> **WORK TO BE COMPLETED**:
Pick out the lines below that include the string "CERAMIC".

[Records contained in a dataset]
──────────────────────────────

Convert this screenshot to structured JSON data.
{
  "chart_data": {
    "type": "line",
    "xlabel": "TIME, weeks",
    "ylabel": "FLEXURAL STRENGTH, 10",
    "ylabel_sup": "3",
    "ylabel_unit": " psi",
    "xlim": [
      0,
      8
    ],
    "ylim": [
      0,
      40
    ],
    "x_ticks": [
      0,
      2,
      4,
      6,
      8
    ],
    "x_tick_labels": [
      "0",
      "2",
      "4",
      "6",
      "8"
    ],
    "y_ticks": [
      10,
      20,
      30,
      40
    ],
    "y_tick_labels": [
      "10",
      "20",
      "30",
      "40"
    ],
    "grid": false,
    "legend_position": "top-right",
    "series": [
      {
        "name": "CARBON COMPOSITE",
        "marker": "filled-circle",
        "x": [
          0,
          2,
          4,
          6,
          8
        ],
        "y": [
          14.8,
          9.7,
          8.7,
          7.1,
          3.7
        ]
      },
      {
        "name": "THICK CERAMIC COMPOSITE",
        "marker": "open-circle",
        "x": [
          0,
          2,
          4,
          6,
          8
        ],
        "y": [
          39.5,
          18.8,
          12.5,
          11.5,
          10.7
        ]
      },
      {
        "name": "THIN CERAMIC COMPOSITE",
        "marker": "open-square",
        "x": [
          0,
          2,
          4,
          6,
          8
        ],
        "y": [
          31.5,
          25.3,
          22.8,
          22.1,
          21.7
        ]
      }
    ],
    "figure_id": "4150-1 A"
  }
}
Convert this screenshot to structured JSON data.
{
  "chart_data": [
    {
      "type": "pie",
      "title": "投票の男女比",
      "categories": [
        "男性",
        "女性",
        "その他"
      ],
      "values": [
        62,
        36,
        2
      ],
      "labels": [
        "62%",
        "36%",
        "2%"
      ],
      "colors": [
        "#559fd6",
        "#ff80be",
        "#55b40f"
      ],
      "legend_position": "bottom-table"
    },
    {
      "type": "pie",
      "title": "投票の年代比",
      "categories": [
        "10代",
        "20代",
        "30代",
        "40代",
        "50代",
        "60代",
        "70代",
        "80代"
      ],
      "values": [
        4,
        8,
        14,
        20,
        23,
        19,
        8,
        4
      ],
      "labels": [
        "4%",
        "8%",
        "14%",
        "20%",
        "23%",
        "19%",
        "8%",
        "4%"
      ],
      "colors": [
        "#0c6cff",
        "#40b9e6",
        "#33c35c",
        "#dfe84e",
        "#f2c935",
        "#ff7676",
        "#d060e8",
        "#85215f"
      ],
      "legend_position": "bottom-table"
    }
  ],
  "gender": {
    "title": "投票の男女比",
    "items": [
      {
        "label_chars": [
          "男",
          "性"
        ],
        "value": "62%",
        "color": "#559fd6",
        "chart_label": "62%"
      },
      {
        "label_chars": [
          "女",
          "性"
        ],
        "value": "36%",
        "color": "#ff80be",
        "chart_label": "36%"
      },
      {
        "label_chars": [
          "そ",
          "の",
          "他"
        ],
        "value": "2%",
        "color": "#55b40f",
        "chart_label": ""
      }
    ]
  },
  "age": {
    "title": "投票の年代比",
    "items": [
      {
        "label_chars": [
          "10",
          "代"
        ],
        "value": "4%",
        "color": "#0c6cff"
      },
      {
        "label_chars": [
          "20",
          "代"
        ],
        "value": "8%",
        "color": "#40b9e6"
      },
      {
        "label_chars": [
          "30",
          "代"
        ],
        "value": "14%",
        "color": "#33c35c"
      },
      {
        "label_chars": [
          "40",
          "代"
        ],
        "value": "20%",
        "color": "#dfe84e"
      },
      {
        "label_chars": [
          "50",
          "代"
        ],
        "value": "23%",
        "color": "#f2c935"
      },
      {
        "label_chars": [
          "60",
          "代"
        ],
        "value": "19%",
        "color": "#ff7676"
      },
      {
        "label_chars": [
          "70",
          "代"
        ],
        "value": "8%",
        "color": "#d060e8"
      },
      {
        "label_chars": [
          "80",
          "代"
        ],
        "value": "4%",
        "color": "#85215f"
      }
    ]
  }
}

──────────────────────────────

> **REPLY TO THE EXERCISE**:
        "name": "THICK CERAMIC COMPOSITE",
        "name": "THIN CERAMIC COMPOSITE",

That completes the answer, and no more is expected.